WHAT YOU NEED TO DO:
Convert the part of the lines that opens with the first line and closes with the line containing "stat-value-eu: 5% [593,653,650,684]" into a JSON list of strings, one string per line, leaving out blank lines.

[STORED ROWS start]

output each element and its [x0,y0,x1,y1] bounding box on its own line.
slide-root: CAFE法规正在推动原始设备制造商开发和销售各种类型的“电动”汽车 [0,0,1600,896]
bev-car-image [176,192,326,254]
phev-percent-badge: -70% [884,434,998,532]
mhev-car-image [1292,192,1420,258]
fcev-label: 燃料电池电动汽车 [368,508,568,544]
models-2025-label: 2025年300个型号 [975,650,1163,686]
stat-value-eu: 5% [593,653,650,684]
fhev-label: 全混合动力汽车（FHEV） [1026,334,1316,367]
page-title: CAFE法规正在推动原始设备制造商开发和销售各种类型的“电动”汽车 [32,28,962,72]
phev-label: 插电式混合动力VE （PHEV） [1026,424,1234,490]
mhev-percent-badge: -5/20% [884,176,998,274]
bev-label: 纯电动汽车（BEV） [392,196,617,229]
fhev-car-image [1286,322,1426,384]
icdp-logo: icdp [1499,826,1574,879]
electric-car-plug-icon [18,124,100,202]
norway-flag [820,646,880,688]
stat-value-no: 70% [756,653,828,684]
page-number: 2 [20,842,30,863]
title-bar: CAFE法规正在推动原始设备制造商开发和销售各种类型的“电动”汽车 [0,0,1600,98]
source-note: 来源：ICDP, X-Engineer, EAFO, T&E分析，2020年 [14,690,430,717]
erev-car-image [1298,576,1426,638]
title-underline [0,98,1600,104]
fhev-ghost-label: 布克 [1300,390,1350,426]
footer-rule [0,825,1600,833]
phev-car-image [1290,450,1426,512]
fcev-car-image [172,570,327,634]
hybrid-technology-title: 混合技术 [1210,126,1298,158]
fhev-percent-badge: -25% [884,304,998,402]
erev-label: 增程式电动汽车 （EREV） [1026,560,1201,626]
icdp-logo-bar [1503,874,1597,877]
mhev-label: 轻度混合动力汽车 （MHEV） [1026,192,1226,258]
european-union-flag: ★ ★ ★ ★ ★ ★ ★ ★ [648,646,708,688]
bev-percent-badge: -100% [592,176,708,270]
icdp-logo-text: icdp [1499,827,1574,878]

[STORED ROWS end]

PROBLEM SOLUTION:
[
  "output each element and its [x0,y0,x1,y1] bounding box on its own line.",
  "slide-root: CAFE法规正在推动原始设备制造商开发和销售各种类型的“电动”汽车 [0,0,1600,896]",
  "bev-car-image [176,192,326,254]",
  "phev-percent-badge: -70% [884,434,998,532]",
  "mhev-car-image [1292,192,1420,258]",
  "fcev-label: 燃料电池电动汽车 [368,508,568,544]",
  "models-2025-label: 2025年300个型号 [975,650,1163,686]",
  "stat-value-eu: 5% [593,653,650,684]"
]